> **JOB**: Below are the records. Count the lines containing the string "Specifications", and reply with the number alone.

> **DATASET ENTRIES**:
################
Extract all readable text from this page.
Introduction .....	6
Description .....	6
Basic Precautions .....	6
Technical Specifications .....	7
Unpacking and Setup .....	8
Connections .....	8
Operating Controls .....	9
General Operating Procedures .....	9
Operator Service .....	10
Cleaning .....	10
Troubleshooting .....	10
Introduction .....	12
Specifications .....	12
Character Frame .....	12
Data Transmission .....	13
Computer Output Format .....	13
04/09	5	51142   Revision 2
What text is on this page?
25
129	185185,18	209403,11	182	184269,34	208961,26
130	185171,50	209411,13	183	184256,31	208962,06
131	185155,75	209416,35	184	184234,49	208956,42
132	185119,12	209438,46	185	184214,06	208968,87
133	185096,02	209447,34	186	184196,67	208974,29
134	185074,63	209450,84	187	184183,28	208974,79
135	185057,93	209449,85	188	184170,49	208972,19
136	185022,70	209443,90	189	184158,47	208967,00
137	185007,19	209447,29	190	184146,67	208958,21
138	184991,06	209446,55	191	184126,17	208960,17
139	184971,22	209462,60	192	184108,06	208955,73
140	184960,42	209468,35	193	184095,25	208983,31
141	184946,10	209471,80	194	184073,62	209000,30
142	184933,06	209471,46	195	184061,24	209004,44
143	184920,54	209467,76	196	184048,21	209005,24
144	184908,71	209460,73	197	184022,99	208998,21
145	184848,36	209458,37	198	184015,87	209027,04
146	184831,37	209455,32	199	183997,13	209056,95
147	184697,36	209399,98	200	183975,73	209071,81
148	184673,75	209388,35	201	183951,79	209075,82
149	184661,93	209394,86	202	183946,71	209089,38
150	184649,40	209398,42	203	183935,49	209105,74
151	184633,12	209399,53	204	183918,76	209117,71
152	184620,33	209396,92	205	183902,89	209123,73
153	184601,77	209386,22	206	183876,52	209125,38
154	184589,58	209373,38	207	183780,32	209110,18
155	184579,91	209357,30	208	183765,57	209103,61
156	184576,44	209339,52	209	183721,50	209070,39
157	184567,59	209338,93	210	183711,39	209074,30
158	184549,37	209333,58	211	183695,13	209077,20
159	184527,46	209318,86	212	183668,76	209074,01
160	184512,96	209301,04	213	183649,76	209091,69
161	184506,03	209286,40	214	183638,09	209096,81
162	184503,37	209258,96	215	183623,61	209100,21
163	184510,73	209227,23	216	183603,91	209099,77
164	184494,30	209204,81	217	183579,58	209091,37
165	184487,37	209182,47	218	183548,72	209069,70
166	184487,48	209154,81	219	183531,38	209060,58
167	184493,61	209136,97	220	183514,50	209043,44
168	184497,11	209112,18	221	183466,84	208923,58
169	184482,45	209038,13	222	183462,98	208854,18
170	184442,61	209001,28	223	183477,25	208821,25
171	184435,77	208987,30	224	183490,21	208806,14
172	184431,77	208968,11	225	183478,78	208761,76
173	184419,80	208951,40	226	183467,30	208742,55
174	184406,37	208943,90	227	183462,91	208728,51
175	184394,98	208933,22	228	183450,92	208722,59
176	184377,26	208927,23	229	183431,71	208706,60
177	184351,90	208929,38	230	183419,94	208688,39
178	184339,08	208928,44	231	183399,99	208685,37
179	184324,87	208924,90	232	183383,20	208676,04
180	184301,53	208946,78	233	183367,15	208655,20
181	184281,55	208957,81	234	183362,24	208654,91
################
> **OUTPUT**: 2